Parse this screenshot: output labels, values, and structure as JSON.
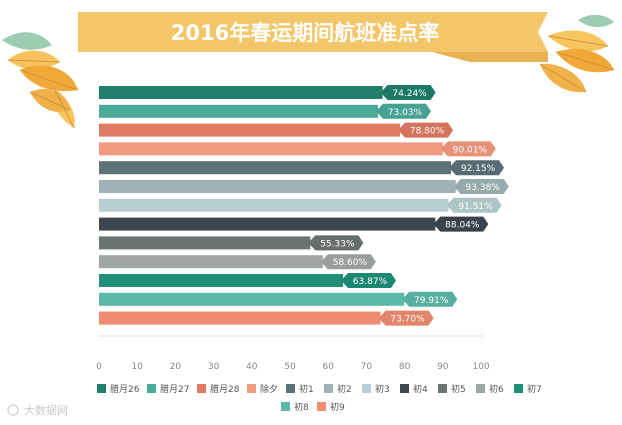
{
  "watermark": "大数据网",
  "chart_data": {
    "type": "bar",
    "orientation": "horizontal",
    "title": "2016年春运期间航班准点率",
    "xlim": [
      0,
      100
    ],
    "xticks": [
      "0",
      "10",
      "20",
      "30",
      "40",
      "50",
      "60",
      "70",
      "80",
      "90",
      "100"
    ],
    "grid": false,
    "legend_position": "bottom",
    "categories": [
      "腊月26",
      "腊月27",
      "腊月28",
      "除夕",
      "初1",
      "初2",
      "初3",
      "初4",
      "初5",
      "初6",
      "初7",
      "初8",
      "初9"
    ],
    "values": [
      74.24,
      73.03,
      78.8,
      90.01,
      92.15,
      93.38,
      91.51,
      88.04,
      55.33,
      58.6,
      63.87,
      79.91,
      73.7
    ],
    "labels": [
      "74.24%",
      "73.03%",
      "78.80%",
      "90.01%",
      "92.15%",
      "93.38%",
      "91.51%",
      "88.04%",
      "55.33%",
      "58.60%",
      "63.87%",
      "79.91%",
      "73.70%"
    ],
    "colors": [
      "#1f7f6b",
      "#4aaa9a",
      "#e07a62",
      "#f29a80",
      "#5c7278",
      "#9fb3b5",
      "#b7cfd0",
      "#3d4750",
      "#6a7472",
      "#9fa6a4",
      "#1f8f78",
      "#5cb8a8",
      "#ef8c72"
    ]
  },
  "banner_color": "#f3c66a",
  "leaf_colors": [
    "#f0a838",
    "#f7c660",
    "#8fc3a0"
  ]
}
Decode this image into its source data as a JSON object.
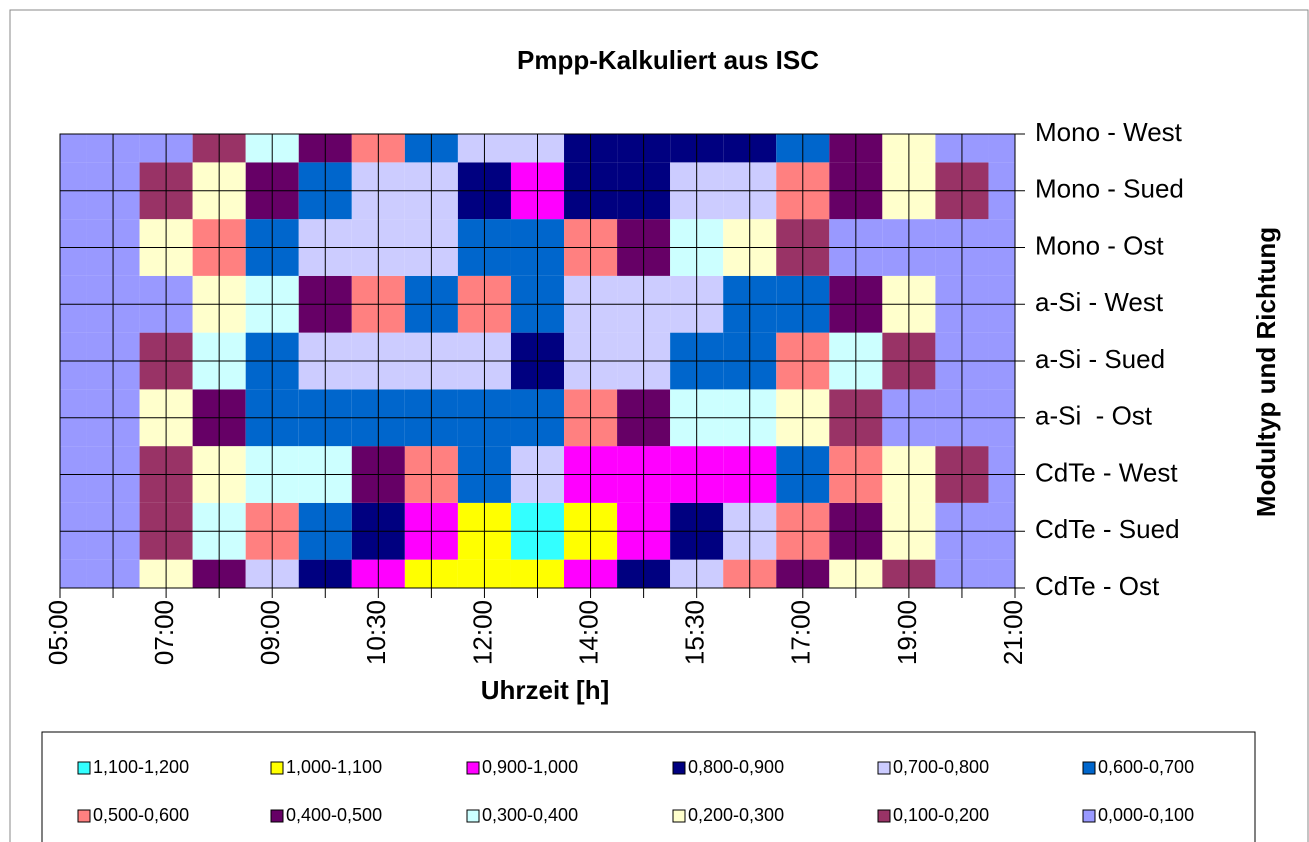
{
  "chart_data": {
    "type": "contour",
    "title": "Pmpp-Kalkuliert aus ISC",
    "x_label": "Uhrzeit [h]",
    "y_label": "Modultyp und Richtung",
    "categories": [
      "05:00",
      null,
      "07:00",
      null,
      "09:00",
      null,
      "10:30",
      null,
      "12:00",
      null,
      "14:00",
      null,
      "15:30",
      null,
      "17:00",
      null,
      "19:00",
      null,
      "21:00"
    ],
    "rows": [
      "CdTe - Ost",
      "CdTe - Sued",
      "CdTe - West",
      "a-Si  - Ost",
      "a-Si - Sued",
      "a-Si - West",
      "Mono - Ost",
      "Mono - Sued",
      "Mono - West"
    ],
    "z": [
      [
        0,
        0,
        0.2,
        0.45,
        0.7,
        0.85,
        0.95,
        1.02,
        1.05,
        1.0,
        0.9,
        0.8,
        0.7,
        0.55,
        0.4,
        0.25,
        0.1,
        0.02,
        0
      ],
      [
        0,
        0.03,
        0.15,
        0.3,
        0.5,
        0.65,
        0.85,
        0.95,
        1.05,
        1.12,
        1.05,
        0.95,
        0.85,
        0.7,
        0.55,
        0.4,
        0.2,
        0.05,
        0
      ],
      [
        0,
        0.05,
        0.12,
        0.2,
        0.3,
        0.38,
        0.45,
        0.5,
        0.6,
        0.75,
        0.9,
        0.95,
        0.95,
        0.9,
        0.65,
        0.5,
        0.25,
        0.1,
        0
      ],
      [
        0,
        0.05,
        0.2,
        0.45,
        0.6,
        0.65,
        0.65,
        0.62,
        0.6,
        0.6,
        0.5,
        0.45,
        0.35,
        0.3,
        0.25,
        0.15,
        0.08,
        0,
        0
      ],
      [
        0,
        0.05,
        0.15,
        0.35,
        0.6,
        0.7,
        0.72,
        0.75,
        0.78,
        0.82,
        0.75,
        0.72,
        0.65,
        0.6,
        0.5,
        0.3,
        0.15,
        0.05,
        0
      ],
      [
        0,
        0,
        0.08,
        0.2,
        0.3,
        0.45,
        0.55,
        0.6,
        0.55,
        0.65,
        0.7,
        0.72,
        0.7,
        0.65,
        0.6,
        0.45,
        0.25,
        0.05,
        0
      ],
      [
        0,
        0,
        0.25,
        0.5,
        0.65,
        0.72,
        0.75,
        0.72,
        0.6,
        0.6,
        0.55,
        0.45,
        0.35,
        0.25,
        0.15,
        0.08,
        0.03,
        0,
        0
      ],
      [
        0,
        0,
        0.12,
        0.25,
        0.45,
        0.6,
        0.7,
        0.78,
        0.85,
        0.92,
        0.88,
        0.8,
        0.75,
        0.7,
        0.55,
        0.4,
        0.25,
        0.1,
        0
      ],
      [
        0,
        0,
        0.05,
        0.15,
        0.3,
        0.45,
        0.55,
        0.65,
        0.72,
        0.78,
        0.82,
        0.85,
        0.85,
        0.8,
        0.6,
        0.45,
        0.25,
        0.08,
        0
      ]
    ],
    "bands": [
      {
        "label": "1,100-1,200",
        "from": 1.1,
        "to": 1.2,
        "color": "#33ffff"
      },
      {
        "label": "1,000-1,100",
        "from": 1.0,
        "to": 1.1,
        "color": "#ffff00"
      },
      {
        "label": "0,900-1,000",
        "from": 0.9,
        "to": 1.0,
        "color": "#ff00ff"
      },
      {
        "label": "0,800-0,900",
        "from": 0.8,
        "to": 0.9,
        "color": "#000080"
      },
      {
        "label": "0,700-0,800",
        "from": 0.7,
        "to": 0.8,
        "color": "#ccccff"
      },
      {
        "label": "0,600-0,700",
        "from": 0.6,
        "to": 0.7,
        "color": "#0066cc"
      },
      {
        "label": "0,500-0,600",
        "from": 0.5,
        "to": 0.6,
        "color": "#ff8080"
      },
      {
        "label": "0,400-0,500",
        "from": 0.4,
        "to": 0.5,
        "color": "#660066"
      },
      {
        "label": "0,300-0,400",
        "from": 0.3,
        "to": 0.4,
        "color": "#ccffff"
      },
      {
        "label": "0,200-0,300",
        "from": 0.2,
        "to": 0.3,
        "color": "#ffffcc"
      },
      {
        "label": "0,100-0,200",
        "from": 0.1,
        "to": 0.2,
        "color": "#993366"
      },
      {
        "label": "0,000-0,100",
        "from": 0.0,
        "to": 0.1,
        "color": "#9999ff"
      }
    ],
    "grid": true
  }
}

### [Direction]
Return all lines with the word "values" in them.

### [Full solution]
Parse this screenshot: output labels, values, and structure as JSON.
    "values": [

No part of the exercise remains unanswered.